Task: Transcribe the listing exactly, leaving out every picture.

Stored entries
>>>
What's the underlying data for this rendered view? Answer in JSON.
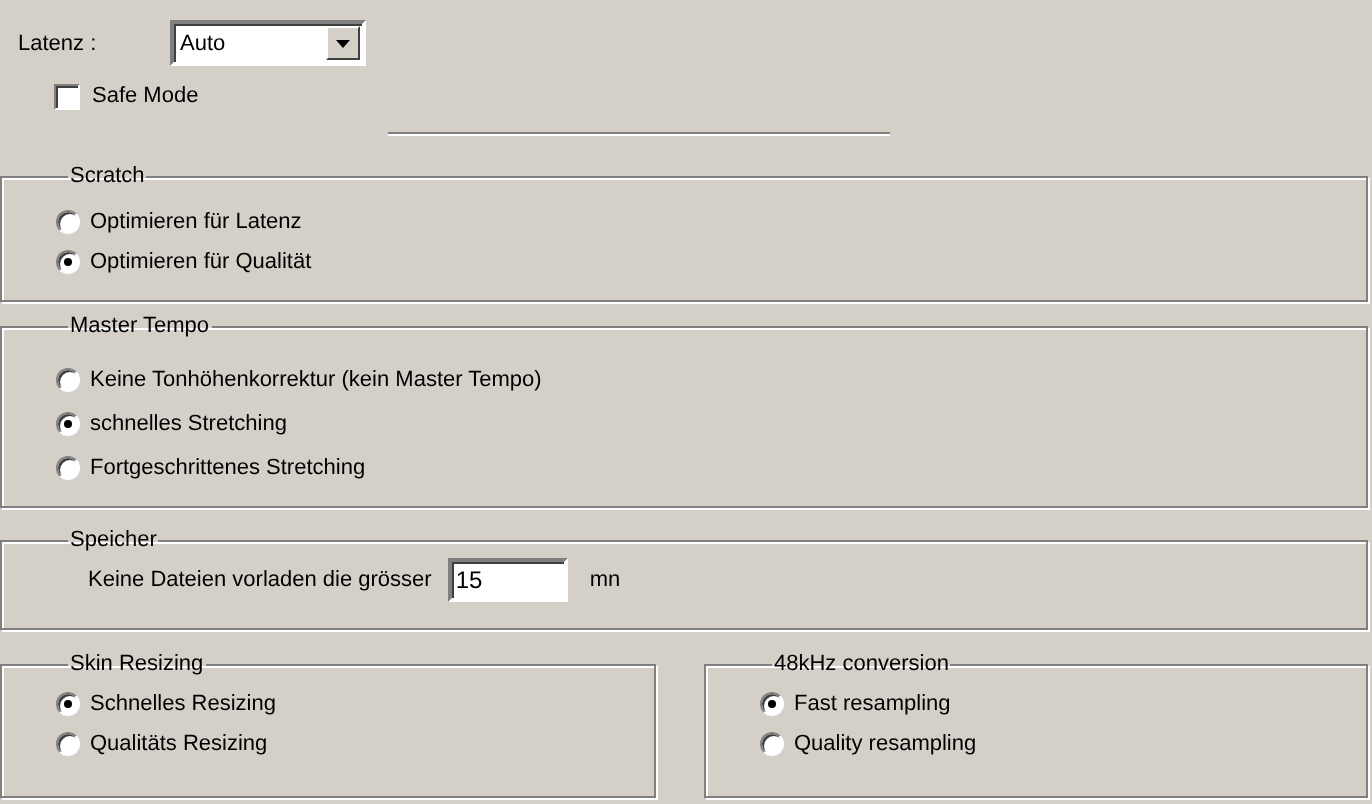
{
  "latency": {
    "label": "Latenz :",
    "value": "Auto"
  },
  "safe_mode": {
    "label": "Safe Mode",
    "checked": false
  },
  "scratch": {
    "title": "Scratch",
    "options": [
      {
        "label": "Optimieren für Latenz",
        "selected": false
      },
      {
        "label": "Optimieren für Qualität",
        "selected": true
      }
    ]
  },
  "master_tempo": {
    "title": "Master Tempo",
    "options": [
      {
        "label": "Keine Tonhöhenkorrektur (kein Master Tempo)",
        "selected": false
      },
      {
        "label": "schnelles Stretching",
        "selected": true
      },
      {
        "label": "Fortgeschrittenes Stretching",
        "selected": false
      }
    ]
  },
  "memory": {
    "title": "Speicher",
    "label": "Keine Dateien vorladen die grösser",
    "value": "15",
    "unit": "mn"
  },
  "skin_resizing": {
    "title": "Skin Resizing",
    "options": [
      {
        "label": "Schnelles Resizing",
        "selected": true
      },
      {
        "label": "Qualitäts Resizing",
        "selected": false
      }
    ]
  },
  "conversion_48khz": {
    "title": "48kHz conversion",
    "options": [
      {
        "label": "Fast resampling",
        "selected": true
      },
      {
        "label": "Quality resampling",
        "selected": false
      }
    ]
  }
}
<<<
Response for this exercise:
What's the underlying data for this rendered view? Answer in JSON.
{
  "latency": {
    "label": "Latenz :",
    "value": "Auto"
  },
  "safe_mode": {
    "label": "Safe Mode",
    "checked": false
  },
  "scratch": {
    "title": "Scratch",
    "options": [
      {
        "label": "Optimieren für Latenz",
        "selected": false
      },
      {
        "label": "Optimieren für Qualität",
        "selected": true
      }
    ]
  },
  "master_tempo": {
    "title": "Master Tempo",
    "options": [
      {
        "label": "Keine Tonhöhenkorrektur (kein Master Tempo)",
        "selected": false
      },
      {
        "label": "schnelles Stretching",
        "selected": true
      },
      {
        "label": "Fortgeschrittenes Stretching",
        "selected": false
      }
    ]
  },
  "memory": {
    "title": "Speicher",
    "label": "Keine Dateien vorladen die grösser",
    "value": "15",
    "unit": "mn"
  },
  "skin_resizing": {
    "title": "Skin Resizing",
    "options": [
      {
        "label": "Schnelles Resizing",
        "selected": true
      },
      {
        "label": "Qualitäts Resizing",
        "selected": false
      }
    ]
  },
  "conversion_48khz": {
    "title": "48kHz conversion",
    "options": [
      {
        "label": "Fast resampling",
        "selected": true
      },
      {
        "label": "Quality resampling",
        "selected": false
      }
    ]
  }
}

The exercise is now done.